(Data records)
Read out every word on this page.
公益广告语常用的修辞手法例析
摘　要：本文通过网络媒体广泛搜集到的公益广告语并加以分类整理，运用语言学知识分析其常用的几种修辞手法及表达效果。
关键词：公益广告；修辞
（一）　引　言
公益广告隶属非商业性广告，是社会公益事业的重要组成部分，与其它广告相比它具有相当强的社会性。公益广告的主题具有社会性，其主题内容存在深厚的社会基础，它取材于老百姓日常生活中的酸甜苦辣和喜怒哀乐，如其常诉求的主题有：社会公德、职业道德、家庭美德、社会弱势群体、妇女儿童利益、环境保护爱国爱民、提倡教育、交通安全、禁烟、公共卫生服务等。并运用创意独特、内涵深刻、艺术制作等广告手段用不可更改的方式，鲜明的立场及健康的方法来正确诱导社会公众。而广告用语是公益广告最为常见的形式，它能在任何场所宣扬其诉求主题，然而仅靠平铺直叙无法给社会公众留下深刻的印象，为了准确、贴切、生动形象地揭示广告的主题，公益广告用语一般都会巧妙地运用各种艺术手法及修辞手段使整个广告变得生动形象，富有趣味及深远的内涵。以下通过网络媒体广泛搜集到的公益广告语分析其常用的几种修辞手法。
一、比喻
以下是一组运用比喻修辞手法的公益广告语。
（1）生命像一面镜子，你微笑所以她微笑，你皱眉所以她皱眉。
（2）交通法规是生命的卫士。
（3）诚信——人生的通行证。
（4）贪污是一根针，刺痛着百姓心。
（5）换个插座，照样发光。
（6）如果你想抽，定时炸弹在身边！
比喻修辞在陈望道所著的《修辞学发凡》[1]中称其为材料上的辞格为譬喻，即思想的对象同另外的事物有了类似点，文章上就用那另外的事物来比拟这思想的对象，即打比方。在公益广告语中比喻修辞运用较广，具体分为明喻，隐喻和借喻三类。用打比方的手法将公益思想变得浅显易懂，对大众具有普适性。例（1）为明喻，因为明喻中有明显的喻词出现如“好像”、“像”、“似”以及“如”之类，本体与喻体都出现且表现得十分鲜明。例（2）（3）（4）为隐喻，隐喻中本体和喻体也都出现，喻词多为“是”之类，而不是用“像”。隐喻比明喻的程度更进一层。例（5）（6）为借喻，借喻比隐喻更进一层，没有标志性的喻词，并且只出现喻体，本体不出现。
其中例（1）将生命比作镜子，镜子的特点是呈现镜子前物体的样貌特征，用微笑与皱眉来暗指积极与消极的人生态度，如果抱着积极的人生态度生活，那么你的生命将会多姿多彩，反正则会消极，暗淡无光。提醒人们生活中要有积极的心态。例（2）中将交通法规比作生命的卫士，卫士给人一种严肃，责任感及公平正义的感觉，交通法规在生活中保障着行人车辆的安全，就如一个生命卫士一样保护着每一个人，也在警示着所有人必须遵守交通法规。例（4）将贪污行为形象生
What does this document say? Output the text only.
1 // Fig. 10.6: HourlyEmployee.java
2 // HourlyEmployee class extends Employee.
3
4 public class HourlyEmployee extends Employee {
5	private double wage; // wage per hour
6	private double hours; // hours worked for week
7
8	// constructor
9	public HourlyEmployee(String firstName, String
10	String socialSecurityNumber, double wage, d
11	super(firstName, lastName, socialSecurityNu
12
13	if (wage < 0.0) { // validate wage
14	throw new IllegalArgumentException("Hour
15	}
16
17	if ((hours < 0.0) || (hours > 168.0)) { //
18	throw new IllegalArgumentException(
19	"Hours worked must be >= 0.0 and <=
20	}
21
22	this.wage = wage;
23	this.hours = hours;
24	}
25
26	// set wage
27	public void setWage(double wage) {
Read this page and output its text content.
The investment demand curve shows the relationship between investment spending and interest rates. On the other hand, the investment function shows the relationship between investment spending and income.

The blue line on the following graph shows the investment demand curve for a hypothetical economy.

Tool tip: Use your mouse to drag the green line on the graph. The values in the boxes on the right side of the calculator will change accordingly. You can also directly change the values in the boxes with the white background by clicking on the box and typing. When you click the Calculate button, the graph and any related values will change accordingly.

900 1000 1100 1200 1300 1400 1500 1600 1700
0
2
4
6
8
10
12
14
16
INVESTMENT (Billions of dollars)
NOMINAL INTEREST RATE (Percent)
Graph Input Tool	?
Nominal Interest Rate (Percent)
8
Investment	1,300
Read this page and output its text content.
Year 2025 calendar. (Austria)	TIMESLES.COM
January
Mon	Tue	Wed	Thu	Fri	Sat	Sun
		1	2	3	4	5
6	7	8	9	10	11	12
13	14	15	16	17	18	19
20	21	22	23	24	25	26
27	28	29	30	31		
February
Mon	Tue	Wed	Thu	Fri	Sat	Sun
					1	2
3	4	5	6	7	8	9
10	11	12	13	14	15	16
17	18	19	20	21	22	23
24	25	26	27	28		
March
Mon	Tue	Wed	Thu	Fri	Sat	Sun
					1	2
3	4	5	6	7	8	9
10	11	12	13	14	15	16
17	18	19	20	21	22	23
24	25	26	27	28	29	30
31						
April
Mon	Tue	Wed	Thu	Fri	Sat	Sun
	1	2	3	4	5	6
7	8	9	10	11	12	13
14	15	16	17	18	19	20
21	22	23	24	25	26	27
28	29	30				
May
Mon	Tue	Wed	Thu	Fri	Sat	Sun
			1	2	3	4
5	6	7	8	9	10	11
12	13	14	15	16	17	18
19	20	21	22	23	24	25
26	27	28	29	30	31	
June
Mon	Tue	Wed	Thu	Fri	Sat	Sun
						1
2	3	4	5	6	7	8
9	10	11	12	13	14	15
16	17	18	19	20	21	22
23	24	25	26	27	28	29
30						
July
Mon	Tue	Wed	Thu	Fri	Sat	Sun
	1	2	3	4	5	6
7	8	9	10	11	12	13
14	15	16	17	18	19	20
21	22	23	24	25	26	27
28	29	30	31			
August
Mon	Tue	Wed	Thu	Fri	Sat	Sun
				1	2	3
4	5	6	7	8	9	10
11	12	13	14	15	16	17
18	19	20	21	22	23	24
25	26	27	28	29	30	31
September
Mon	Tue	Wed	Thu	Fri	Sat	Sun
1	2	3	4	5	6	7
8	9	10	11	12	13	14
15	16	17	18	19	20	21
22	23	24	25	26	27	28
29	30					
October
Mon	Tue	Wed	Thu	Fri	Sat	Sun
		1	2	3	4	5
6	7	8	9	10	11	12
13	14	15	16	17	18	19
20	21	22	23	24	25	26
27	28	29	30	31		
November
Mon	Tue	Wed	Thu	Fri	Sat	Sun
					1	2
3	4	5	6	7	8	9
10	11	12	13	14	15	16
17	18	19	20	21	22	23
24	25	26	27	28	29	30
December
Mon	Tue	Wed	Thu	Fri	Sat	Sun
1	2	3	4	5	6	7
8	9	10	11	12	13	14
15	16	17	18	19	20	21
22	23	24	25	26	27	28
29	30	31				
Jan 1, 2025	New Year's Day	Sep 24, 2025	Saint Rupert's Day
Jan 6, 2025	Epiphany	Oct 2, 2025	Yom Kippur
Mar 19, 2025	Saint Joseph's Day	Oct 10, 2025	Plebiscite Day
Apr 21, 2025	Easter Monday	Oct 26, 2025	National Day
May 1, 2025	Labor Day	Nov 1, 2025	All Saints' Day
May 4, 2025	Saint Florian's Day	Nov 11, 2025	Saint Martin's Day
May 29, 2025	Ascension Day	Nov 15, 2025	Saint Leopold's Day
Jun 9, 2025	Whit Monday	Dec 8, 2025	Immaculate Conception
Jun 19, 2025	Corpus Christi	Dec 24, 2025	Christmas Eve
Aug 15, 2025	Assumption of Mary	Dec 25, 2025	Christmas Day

▶ [Task details]:
Extract the listing in its entirety, matching it exactly.

▶ [Solution below]:
Read out every word on this page.
公益广告语常用的修辞手法例析
摘　要：本文通过网络媒体广泛搜集到的公益广告语并加以分类整理，运用语言学知识分析其常用的几种修辞手法及表达效果。
关键词：公益广告；修辞
（一）　引　言
公益广告隶属非商业性广告，是社会公益事业的重要组成部分，与其它广告相比它具有相当强的社会性。公益广告的主题具有社会性，其主题内容存在深厚的社会基础，它取材于老百姓日常生活中的酸甜苦辣和喜怒哀乐，如其常诉求的主题有：社会公德、职业道德、家庭美德、社会弱势群体、妇女儿童利益、环境保护爱国爱民、提倡教育、交通安全、禁烟、公共卫生服务等。并运用创意独特、内涵深刻、艺术制作等广告手段用不可更改的方式，鲜明的立场及健康的方法来正确诱导社会公众。而广告用语是公益广告最为常见的形式，它能在任何场所宣扬其诉求主题，然而仅靠平铺直叙无法给社会公众留下深刻的印象，为了准确、贴切、生动形象地揭示广告的主题，公益广告用语一般都会巧妙地运用各种艺术手法及修辞手段使整个广告变得生动形象，富有趣味及深远的内涵。以下通过网络媒体广泛搜集到的公益广告语分析其常用的几种修辞手法。
一、比喻
以下是一组运用比喻修辞手法的公益广告语。
（1）生命像一面镜子，你微笑所以她微笑，你皱眉所以她皱眉。
（2）交通法规是生命的卫士。
（3）诚信——人生的通行证。
（4）贪污是一根针，刺痛着百姓心。
（5）换个插座，照样发光。
（6）如果你想抽，定时炸弹在身边！
比喻修辞在陈望道所著的《修辞学发凡》[1]中称其为材料上的辞格为譬喻，即思想的对象同另外的事物有了类似点，文章上就用那另外的事物来比拟这思想的对象，即打比方。在公益广告语中比喻修辞运用较广，具体分为明喻，隐喻和借喻三类。用打比方的手法将公益思想变得浅显易懂，对大众具有普适性。例（1）为明喻，因为明喻中有明显的喻词出现如“好像”、“像”、“似”以及“如”之类，本体与喻体都出现且表现得十分鲜明。例（2）（3）（4）为隐喻，隐喻中本体和喻体也都出现，喻词多为“是”之类，而不是用“像”。隐喻比明喻的程度更进一层。例（5）（6）为借喻，借喻比隐喻更进一层，没有标志性的喻词，并且只出现喻体，本体不出现。
其中例（1）将生命比作镜子，镜子的特点是呈现镜子前物体的样貌特征，用微笑与皱眉来暗指积极与消极的人生态度，如果抱着积极的人生态度生活，那么你的生命将会多姿多彩，反正则会消极，暗淡无光。提醒人们生活中要有积极的心态。例（2）中将交通法规比作生命的卫士，卫士给人一种严肃，责任感及公平正义的感觉，交通法规在生活中保障着行人车辆的安全，就如一个生命卫士一样保护着每一个人，也在警示着所有人必须遵守交通法规。例（4）将贪污行为形象生
What does this document say? Output the text only.
1 // Fig. 10.6: HourlyEmployee.java
2 // HourlyEmployee class extends Employee.
3
4 public class HourlyEmployee extends Employee {
5	private double wage; // wage per hour
6	private double hours; // hours worked for week
7
8	// constructor
9	public HourlyEmployee(String firstName, String
10	String socialSecurityNumber, double wage, d
11	super(firstName, lastName, socialSecurityNu
12
13	if (wage < 0.0) { // validate wage
14	throw new IllegalArgumentException("Hour
15	}
16
17	if ((hours < 0.0) || (hours > 168.0)) { //
18	throw new IllegalArgumentException(
19	"Hours worked must be >= 0.0 and <=
20	}
21
22	this.wage = wage;
23	this.hours = hours;
24	}
25
26	// set wage
27	public void setWage(double wage) {
Read this page and output its text content.
The investment demand curve shows the relationship between investment spending and interest rates. On the other hand, the investment function shows the relationship between investment spending and income.

The blue line on the following graph shows the investment demand curve for a hypothetical economy.

Tool tip: Use your mouse to drag the green line on the graph. The values in the boxes on the right side of the calculator will change accordingly. You can also directly change the values in the boxes with the white background by clicking on the box and typing. When you click the Calculate button, the graph and any related values will change accordingly.

900 1000 1100 1200 1300 1400 1500 1600 1700
0
2
4
6
8
10
12
14
16
INVESTMENT (Billions of dollars)
NOMINAL INTEREST RATE (Percent)
Graph Input Tool	?
Nominal Interest Rate (Percent)
8
Investment	1,300
Read this page and output its text content.
Year 2025 calendar. (Austria)	TIMESLES.COM
January
Mon	Tue	Wed	Thu	Fri	Sat	Sun
		1	2	3	4	5
6	7	8	9	10	11	12
13	14	15	16	17	18	19
20	21	22	23	24	25	26
27	28	29	30	31		
February
Mon	Tue	Wed	Thu	Fri	Sat	Sun
					1	2
3	4	5	6	7	8	9
10	11	12	13	14	15	16
17	18	19	20	21	22	23
24	25	26	27	28		
March
Mon	Tue	Wed	Thu	Fri	Sat	Sun
					1	2
3	4	5	6	7	8	9
10	11	12	13	14	15	16
17	18	19	20	21	22	23
24	25	26	27	28	29	30
31						
April
Mon	Tue	Wed	Thu	Fri	Sat	Sun
	1	2	3	4	5	6
7	8	9	10	11	12	13
14	15	16	17	18	19	20
21	22	23	24	25	26	27
28	29	30				
May
Mon	Tue	Wed	Thu	Fri	Sat	Sun
			1	2	3	4
5	6	7	8	9	10	11
12	13	14	15	16	17	18
19	20	21	22	23	24	25
26	27	28	29	30	31	
June
Mon	Tue	Wed	Thu	Fri	Sat	Sun
						1
2	3	4	5	6	7	8
9	10	11	12	13	14	15
16	17	18	19	20	21	22
23	24	25	26	27	28	29
30						
July
Mon	Tue	Wed	Thu	Fri	Sat	Sun
	1	2	3	4	5	6
7	8	9	10	11	12	13
14	15	16	17	18	19	20
21	22	23	24	25	26	27
28	29	30	31			
August
Mon	Tue	Wed	Thu	Fri	Sat	Sun
				1	2	3
4	5	6	7	8	9	10
11	12	13	14	15	16	17
18	19	20	21	22	23	24
25	26	27	28	29	30	31
September
Mon	Tue	Wed	Thu	Fri	Sat	Sun
1	2	3	4	5	6	7
8	9	10	11	12	13	14
15	16	17	18	19	20	21
22	23	24	25	26	27	28
29	30					
October
Mon	Tue	Wed	Thu	Fri	Sat	Sun
		1	2	3	4	5
6	7	8	9	10	11	12
13	14	15	16	17	18	19
20	21	22	23	24	25	26
27	28	29	30	31		
November
Mon	Tue	Wed	Thu	Fri	Sat	Sun
					1	2
3	4	5	6	7	8	9
10	11	12	13	14	15	16
17	18	19	20	21	22	23
24	25	26	27	28	29	30
December
Mon	Tue	Wed	Thu	Fri	Sat	Sun
1	2	3	4	5	6	7
8	9	10	11	12	13	14
15	16	17	18	19	20	21
22	23	24	25	26	27	28
29	30	31				
Jan 1, 2025	New Year's Day	Sep 24, 2025	Saint Rupert's Day
Jan 6, 2025	Epiphany	Oct 2, 2025	Yom Kippur
Mar 19, 2025	Saint Joseph's Day	Oct 10, 2025	Plebiscite Day
Apr 21, 2025	Easter Monday	Oct 26, 2025	National Day
May 1, 2025	Labor Day	Nov 1, 2025	All Saints' Day
May 4, 2025	Saint Florian's Day	Nov 11, 2025	Saint Martin's Day
May 29, 2025	Ascension Day	Nov 15, 2025	Saint Leopold's Day
Jun 9, 2025	Whit Monday	Dec 8, 2025	Immaculate Conception
Jun 19, 2025	Corpus Christi	Dec 24, 2025	Christmas Eve
Aug 15, 2025	Assumption of Mary	Dec 25, 2025	Christmas Day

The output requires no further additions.